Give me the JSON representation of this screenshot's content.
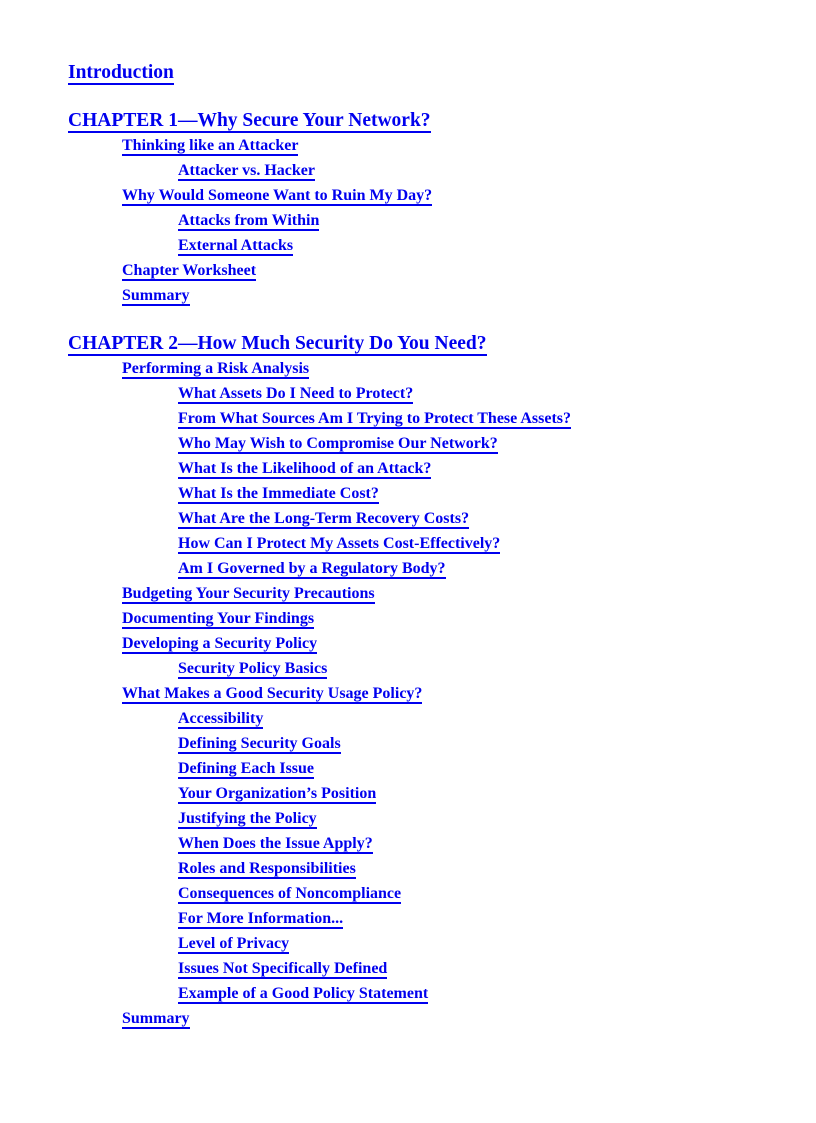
{
  "document": {
    "type": "table-of-contents",
    "link_color": "#0000EE",
    "background_color": "#FFFFFF",
    "entries": [
      {
        "label": "Introduction",
        "level": 0,
        "gap_before": false
      },
      {
        "label": "CHAPTER 1—Why Secure Your Network?",
        "level": 0,
        "gap_before": true
      },
      {
        "label": "Thinking like an Attacker",
        "level": 1,
        "gap_before": false
      },
      {
        "label": "Attacker vs. Hacker",
        "level": 2,
        "gap_before": false
      },
      {
        "label": "Why Would Someone Want to Ruin My Day?",
        "level": 1,
        "gap_before": false
      },
      {
        "label": "Attacks from Within",
        "level": 2,
        "gap_before": false
      },
      {
        "label": "External Attacks",
        "level": 2,
        "gap_before": false
      },
      {
        "label": "Chapter Worksheet",
        "level": 1,
        "gap_before": false
      },
      {
        "label": "Summary",
        "level": 1,
        "gap_before": false
      },
      {
        "label": "CHAPTER 2—How Much Security Do You Need?",
        "level": 0,
        "gap_before": true
      },
      {
        "label": "Performing a Risk Analysis",
        "level": 1,
        "gap_before": false
      },
      {
        "label": "What Assets Do I Need to Protect?",
        "level": 2,
        "gap_before": false
      },
      {
        "label": "From What Sources Am I Trying to Protect These Assets?",
        "level": 2,
        "gap_before": false
      },
      {
        "label": "Who May Wish to Compromise Our Network?",
        "level": 2,
        "gap_before": false
      },
      {
        "label": "What Is the Likelihood of an Attack?",
        "level": 2,
        "gap_before": false
      },
      {
        "label": "What Is the Immediate Cost?",
        "level": 2,
        "gap_before": false
      },
      {
        "label": "What Are the Long-Term Recovery Costs?",
        "level": 2,
        "gap_before": false
      },
      {
        "label": "How Can I Protect My Assets Cost-Effectively?",
        "level": 2,
        "gap_before": false
      },
      {
        "label": "Am I Governed by a Regulatory Body?",
        "level": 2,
        "gap_before": false
      },
      {
        "label": "Budgeting Your Security Precautions",
        "level": 1,
        "gap_before": false
      },
      {
        "label": "Documenting Your Findings",
        "level": 1,
        "gap_before": false
      },
      {
        "label": "Developing a Security Policy",
        "level": 1,
        "gap_before": false
      },
      {
        "label": "Security Policy Basics",
        "level": 2,
        "gap_before": false
      },
      {
        "label": "What Makes a Good Security Usage Policy?",
        "level": 1,
        "gap_before": false
      },
      {
        "label": "Accessibility",
        "level": 2,
        "gap_before": false
      },
      {
        "label": "Defining Security Goals",
        "level": 2,
        "gap_before": false
      },
      {
        "label": "Defining Each Issue",
        "level": 2,
        "gap_before": false
      },
      {
        "label": "Your Organization’s Position",
        "level": 2,
        "gap_before": false
      },
      {
        "label": "Justifying the Policy",
        "level": 2,
        "gap_before": false
      },
      {
        "label": "When Does the Issue Apply?",
        "level": 2,
        "gap_before": false
      },
      {
        "label": "Roles and Responsibilities",
        "level": 2,
        "gap_before": false
      },
      {
        "label": "Consequences of Noncompliance",
        "level": 2,
        "gap_before": false
      },
      {
        "label": "For More Information...",
        "level": 2,
        "gap_before": false
      },
      {
        "label": "Level of Privacy",
        "level": 2,
        "gap_before": false
      },
      {
        "label": "Issues Not Specifically Defined",
        "level": 2,
        "gap_before": false
      },
      {
        "label": "Example of a Good Policy Statement",
        "level": 2,
        "gap_before": false
      },
      {
        "label": "Summary",
        "level": 1,
        "gap_before": false
      }
    ]
  }
}
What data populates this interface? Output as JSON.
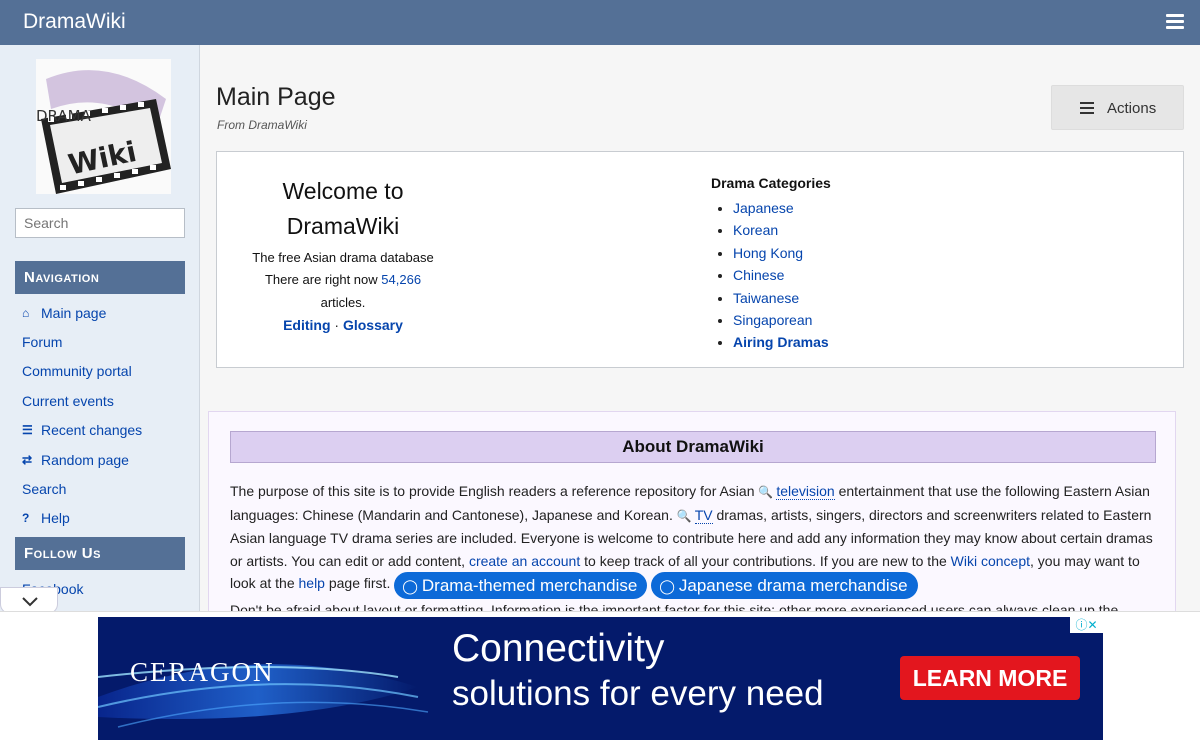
{
  "topbar": {
    "site_title": "DramaWiki"
  },
  "sidebar": {
    "search_placeholder": "Search",
    "navigation_title": "Navigation",
    "navigation_items": [
      {
        "label": "Main page",
        "icon": "home-icon"
      },
      {
        "label": "Forum",
        "icon": ""
      },
      {
        "label": "Community portal",
        "icon": ""
      },
      {
        "label": "Current events",
        "icon": ""
      },
      {
        "label": "Recent changes",
        "icon": "list-icon"
      },
      {
        "label": "Random page",
        "icon": "shuffle-icon"
      },
      {
        "label": "Search",
        "icon": ""
      },
      {
        "label": "Help",
        "icon": "question-icon"
      }
    ],
    "follow_title": "Follow Us",
    "follow_items": [
      {
        "label": "Facebook"
      }
    ]
  },
  "main": {
    "title": "Main Page",
    "subtitle": "From DramaWiki",
    "actions_label": "Actions",
    "welcome": {
      "title_line1": "Welcome to",
      "title_line2": "DramaWiki",
      "tagline": "The free Asian drama database",
      "count_prefix": "There are right now",
      "count": "54,266",
      "count_suffix": "articles.",
      "editing_label": "Editing",
      "separator": "·",
      "glossary_label": "Glossary"
    },
    "categories": {
      "title": "Drama Categories",
      "items": [
        "Japanese",
        "Korean",
        "Hong Kong",
        "Chinese",
        "Taiwanese",
        "Singaporean",
        "Airing Dramas"
      ]
    },
    "about": {
      "title": "About DramaWiki",
      "p1_a": "The purpose of this site is to provide English readers a reference repository for Asian",
      "p1_television": "television",
      "p1_b": "entertainment that use the following Eastern Asian languages: Chinese (Mandarin and Cantonese), Japanese and Korean.",
      "p1_tv": "TV",
      "p1_c": "dramas, artists, singers, directors and screenwriters related to Eastern Asian language TV drama series are included. Everyone is welcome to contribute here and add any information they may know about certain dramas or artists. You can edit or add content,",
      "p1_create": "create an account",
      "p1_d": "to keep track of all your contributions. If you are new to the",
      "p1_wiki": "Wiki concept",
      "p1_e": ", you may want to look at the",
      "p1_help": "help",
      "p1_f": "page first.",
      "pill1": "Drama-themed merchandise",
      "pill2": "Japanese drama merchandise",
      "p2": "Don't be afraid about layout or formatting. Information is the important factor for this site: other more experienced users can always clean up the"
    }
  },
  "ad": {
    "brand": "CERAGON",
    "headline": "Connectivity",
    "subline": "solutions for every need",
    "cta": "LEARN MORE",
    "adchoices": "ⓘ✕"
  },
  "colors": {
    "header": "#547096",
    "link": "#0645ad",
    "about_head": "#dccff1",
    "ad_bg": "#041a6b",
    "cta": "#e3161e",
    "pill": "#0d6ad8"
  }
}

[PROBLEM]:
Within the entries above, work out how many lines contain the word "Search". The number alone is the answer.

[TASK SOLUTION]:
2